EXTRACT PROVIDED:
Indigenous Peoples Day of Rage Round Two – Kinłani Report Back
As the sun set on Sunday, Oct. 11 a crowd of Indigenous folx and accomplices gathered outside Flagstaff City Hall and pitched three tents for unsheltered relatives. The cops came to intimidate but no-one from what we could see was listening to whatever it was they were attempting to convey.
A contingent of a liberal Indigenous group called “Indigenous Circle of Flagstaff” attempted to communicate what the police could not. Something about “change coming from policy,” about not wanting something “bad” to happen to the demonstrators. There was some sort of debate but we weren’t close enough to hear what was happening and decided to ignore the clear attempt at movement policing. After all, the night was emerging and we weren’t there to debate hang-around-the-fort Natives.
A jail support number was shared with the message that “We’re not here because we want any more of our people locked up in the system. Our plan is not to get arrested and if they try, to make sure we don’t let that happen.” Some words were said on a megaphone but we’ve learned to tune that frequency out after years of marching, somehow the megaphone ends up in the same hands and our ears are tired of the cheer-leading.

THINGS TO DO:
a - In the Flagstaff report, how many tents did the crowd pitch outside City Hall?
b - Write the next paragraph of the Flagstaff report, keeping its voice.
The rows come from a separate source and have nothing to do with the Flagstaff report.

EXCERPTED RECORDS:
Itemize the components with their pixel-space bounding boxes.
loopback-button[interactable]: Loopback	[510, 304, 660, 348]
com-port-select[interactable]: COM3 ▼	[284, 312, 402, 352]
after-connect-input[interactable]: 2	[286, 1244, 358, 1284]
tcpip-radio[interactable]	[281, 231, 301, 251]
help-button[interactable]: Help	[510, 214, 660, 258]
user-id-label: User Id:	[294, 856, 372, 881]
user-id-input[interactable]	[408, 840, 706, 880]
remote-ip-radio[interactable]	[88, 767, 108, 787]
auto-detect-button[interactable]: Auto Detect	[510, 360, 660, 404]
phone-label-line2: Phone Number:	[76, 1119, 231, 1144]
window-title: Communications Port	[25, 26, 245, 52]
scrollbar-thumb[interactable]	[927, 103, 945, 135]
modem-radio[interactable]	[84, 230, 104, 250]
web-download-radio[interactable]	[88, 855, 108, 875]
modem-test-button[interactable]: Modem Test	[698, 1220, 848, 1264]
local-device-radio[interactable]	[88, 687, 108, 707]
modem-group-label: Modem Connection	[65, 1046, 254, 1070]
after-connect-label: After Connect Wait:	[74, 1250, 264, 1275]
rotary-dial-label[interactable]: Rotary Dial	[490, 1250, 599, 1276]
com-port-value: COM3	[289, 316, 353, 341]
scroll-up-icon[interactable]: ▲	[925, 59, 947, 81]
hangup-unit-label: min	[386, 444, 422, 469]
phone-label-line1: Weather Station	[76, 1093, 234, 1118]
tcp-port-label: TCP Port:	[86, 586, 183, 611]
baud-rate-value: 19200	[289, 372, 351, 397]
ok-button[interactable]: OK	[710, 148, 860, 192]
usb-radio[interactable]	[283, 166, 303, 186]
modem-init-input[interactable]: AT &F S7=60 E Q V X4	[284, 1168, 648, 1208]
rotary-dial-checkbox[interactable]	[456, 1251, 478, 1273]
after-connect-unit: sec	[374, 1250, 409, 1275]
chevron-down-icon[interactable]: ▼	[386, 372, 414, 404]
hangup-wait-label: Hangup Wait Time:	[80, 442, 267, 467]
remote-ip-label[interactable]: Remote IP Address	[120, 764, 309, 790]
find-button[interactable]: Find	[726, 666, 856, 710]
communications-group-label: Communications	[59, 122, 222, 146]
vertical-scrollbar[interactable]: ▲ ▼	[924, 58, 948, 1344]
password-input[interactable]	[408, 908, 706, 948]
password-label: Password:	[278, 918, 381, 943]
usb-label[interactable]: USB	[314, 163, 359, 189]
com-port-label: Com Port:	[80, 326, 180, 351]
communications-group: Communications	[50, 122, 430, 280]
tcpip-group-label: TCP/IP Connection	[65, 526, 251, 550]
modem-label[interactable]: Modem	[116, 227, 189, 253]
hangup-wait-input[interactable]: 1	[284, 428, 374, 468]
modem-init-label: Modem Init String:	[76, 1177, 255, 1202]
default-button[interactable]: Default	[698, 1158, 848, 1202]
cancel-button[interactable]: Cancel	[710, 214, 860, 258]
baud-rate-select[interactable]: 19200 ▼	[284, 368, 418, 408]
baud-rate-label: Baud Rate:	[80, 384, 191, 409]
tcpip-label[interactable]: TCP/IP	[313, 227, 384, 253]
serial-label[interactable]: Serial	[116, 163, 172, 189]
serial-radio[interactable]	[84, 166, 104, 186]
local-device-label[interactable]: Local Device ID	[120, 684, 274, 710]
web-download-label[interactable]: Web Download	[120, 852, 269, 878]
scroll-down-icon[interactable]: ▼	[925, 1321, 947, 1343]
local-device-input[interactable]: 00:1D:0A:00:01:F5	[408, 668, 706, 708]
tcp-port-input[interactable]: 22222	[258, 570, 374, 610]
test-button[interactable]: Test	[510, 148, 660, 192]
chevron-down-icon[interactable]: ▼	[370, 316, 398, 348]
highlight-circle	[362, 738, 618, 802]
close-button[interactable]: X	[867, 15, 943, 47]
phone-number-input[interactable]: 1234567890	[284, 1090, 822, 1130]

OUTPUTS BY TASK:
a - Three tents, pitched for unsheltered relatives.

b -
A bright orange banner led the way with the words “Avenge Indigenous Children” referencing the brutal legacy of boarding school violence that has resurfaced with powerful calls for accountability throughout the so-called US and KKKanada. The crowd started a quick march on the sidewalk. Cops on bikes tried to heard us but we were swift. We pushed passed them and quickly with a chant of “Whose streets? Our streets. Whose land? Native land” took the intersection of Route 66 and San Francisco St., which is the busiest intersection in the downtown area. Cop cars rushed around. Traffic downtown was fully stopped. The drummer started a round dance song, and at first it seemed some of us weren’t sure do dance or stand there with banners. But we took our time. The beat was steady and echoed off the walls of this colonial settlement that our great grandparents are older than. Banners reading, “Colonialism is a Plague,” “Indigenous Resistance,” “Land Back,” and many others were carried in the dance that was held for about 20 minutes or so. At some point the crowd gathered around an obnoxious and controversial statue of a white railroad worker (which obscures the reality of forced Chinese labor and the advancement of waves of colonial invaders via the rail system).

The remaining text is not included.